** begin PAGE EXCERPT **

Next week, the Court will hear oral arguments in Trump v. Cook, a case that came to the Justices on the emergency docket—it involves a lower-court judge’s stay of Trump’s removal of Lisa Cook, a Federal Reserve governor, from her position. In a general sense, it is linked to Trump v. Slaughter, the case about the leadership of independent agencies, which was argued in December. In Slaughter, the Justices are expected to allow Trump to fire Rebecca Slaughter, a member of the Federal Trade Commission, without cause (and, in doing so, to overturn Humphrey’s Executor, a precedent from the nineteen-thirties, which allowed Congress to insulate the heads of agencies led by multiple commissioners or governors, such as the F.T.C., from being fired at will by the President). But Cook’s case is different, for a few reasons. The Supreme Court has, in the past, indicated that the Fed’s independence is distinct and worth safeguarding. The Fed’s credibility is also important to both the U.S. and the world economy. And although Trump says that he dismissed Cook for cause, it’s not clear how good his cause was. The Trump Administration accused her of engaging in mortgage fraud; a question in the case is whether the Court is expected to take this claim at face value. (His Administration has levied the same charge against other opponents, such as the New York attorney general, Letitia James. Both James and Cook have denied the allegations.)

** end PAGE EXCERPT **

• TASKS TO PERFORM
#1 In the passage on the Lisa Cook case, what did the Trump Administration accuse Cook of?
#2 Pick up the passage on the Lisa Cook case after its final sentence and write the next part.

** begin COLLECTED DATA **

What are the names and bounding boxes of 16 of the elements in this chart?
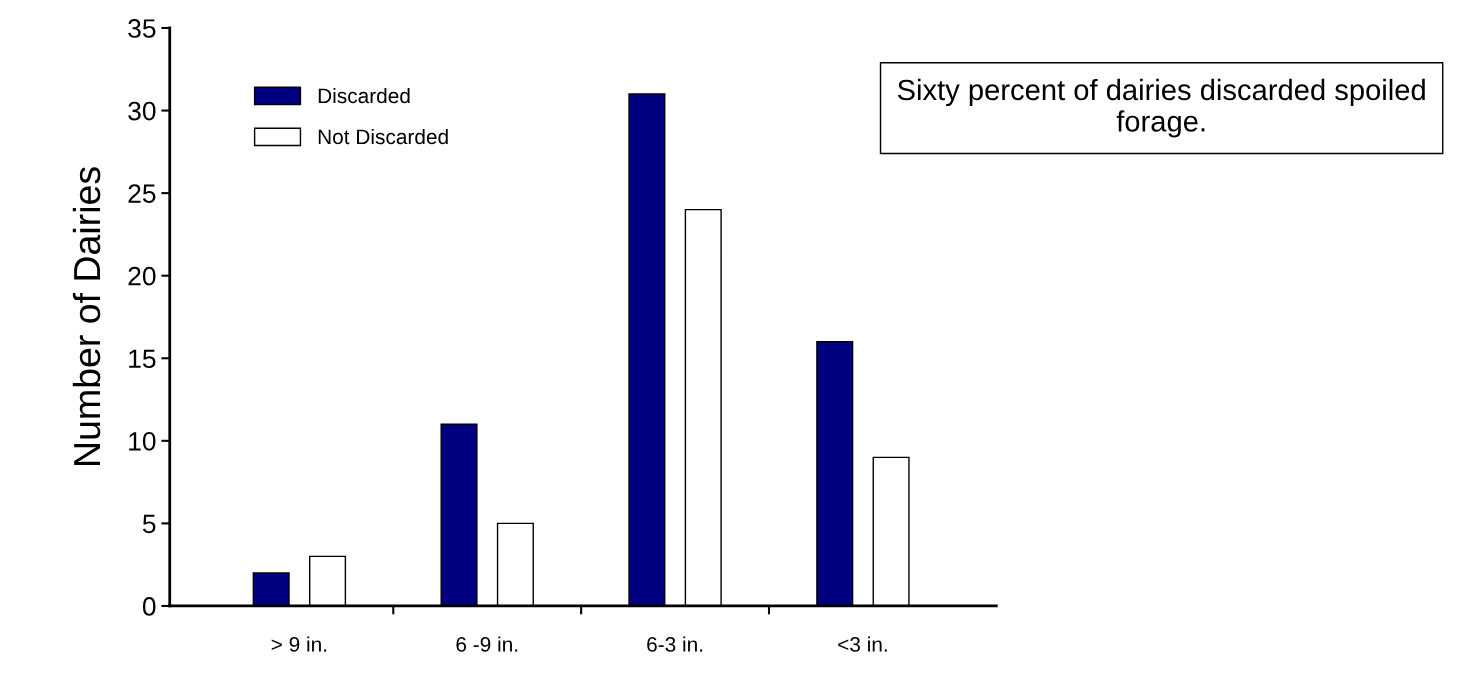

** end COLLECTED DATA **

• RESULTS FOR EACH TASK
#1 Mortgage fraud.

#2
Oral arguments in one of the most consequential cases of the term, Trump v. Barbara, on the question of whether Trump can order the denial of birthright citizenship to certain babies born in the United States, still need to be scheduled. There is perhaps no other case in which the Justices will need to lay their allegiances as bare as in that one. That ruling, too, may not come until the end of June or even early July. What will the Justices be saying if they announce, in the week that the country celebrates the two-hundred-and-fiftieth anniversary of the Declaration of Independence, that the meaning of citizenship has in some way changed? The Court doesn’t seem entirely in Trump’s hands; before Christmas, siding with the state of Illinois, it kept in place a lower court’s order blocking Trump from deploying a federalized National Guard in Chicago and its suburbs. At the same time, the Court managed to leave open questions about what Trump might do with the Guard, and even with the regular military, in the future.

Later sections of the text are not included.